#### Task directions
Omit the pictures from the entries below and retype everything else exactly.

(Dataset entries)
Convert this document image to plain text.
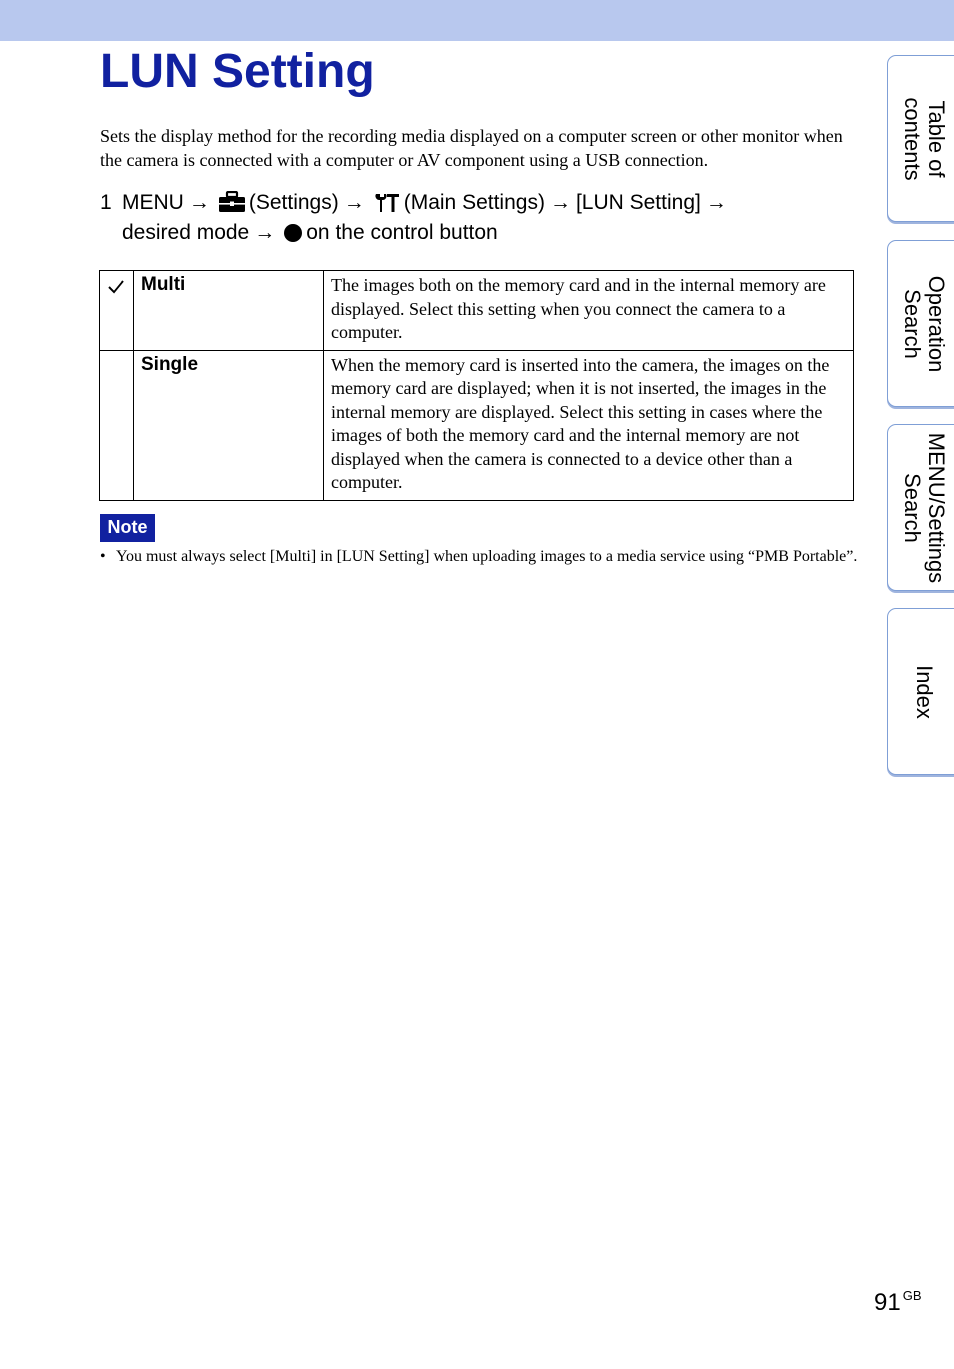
LUN Setting

Sets the display method for the recording media displayed on a computer screen or other monitor when the camera is connected with a computer or AV component using a USB connection.

1 MENU → (Settings) → (Main Settings) → [LUN Setting] →
desired mode → on the control button
	Multi	The images both on the memory card and in the internal memory are displayed. Select this setting when you connect the camera to a computer.
	Single	When the memory card is inserted into the camera, the images on the memory card are displayed; when it is not inserted, the images in the internal memory are displayed. Select this setting in cases where the images of both the memory card and the internal memory are not displayed when the camera is connected to a device other than a computer.
Note
• You must always select [Multi] in [LUN Setting] when uploading images to a media service using “PMB Portable”.
Table of
contents
Operation
Search
MENU/Settings
Search
Index
91 $^{GB}$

#### Solved exercise
Convert this document image to plain text.
LUN Setting

Sets the display method for the recording media displayed on a computer screen or other monitor when the camera is connected with a computer or AV component using a USB connection.

1 MENU → (Settings) → (Main Settings) → [LUN Setting] →
desired mode → on the control button
	Multi	The images both on the memory card and in the internal memory are displayed. Select this setting when you connect the camera to a computer.
	Single	When the memory card is inserted into the camera, the images on the memory card are displayed; when it is not inserted, the images in the internal memory are displayed. Select this setting in cases where the images of both the memory card and the internal memory are not displayed when the camera is connected to a device other than a computer.
Note
• You must always select [Multi] in [LUN Setting] when uploading images to a media service using “PMB Portable”.
Table of
contents
Operation
Search
MENU/Settings
Search
Index
91 $^{GB}$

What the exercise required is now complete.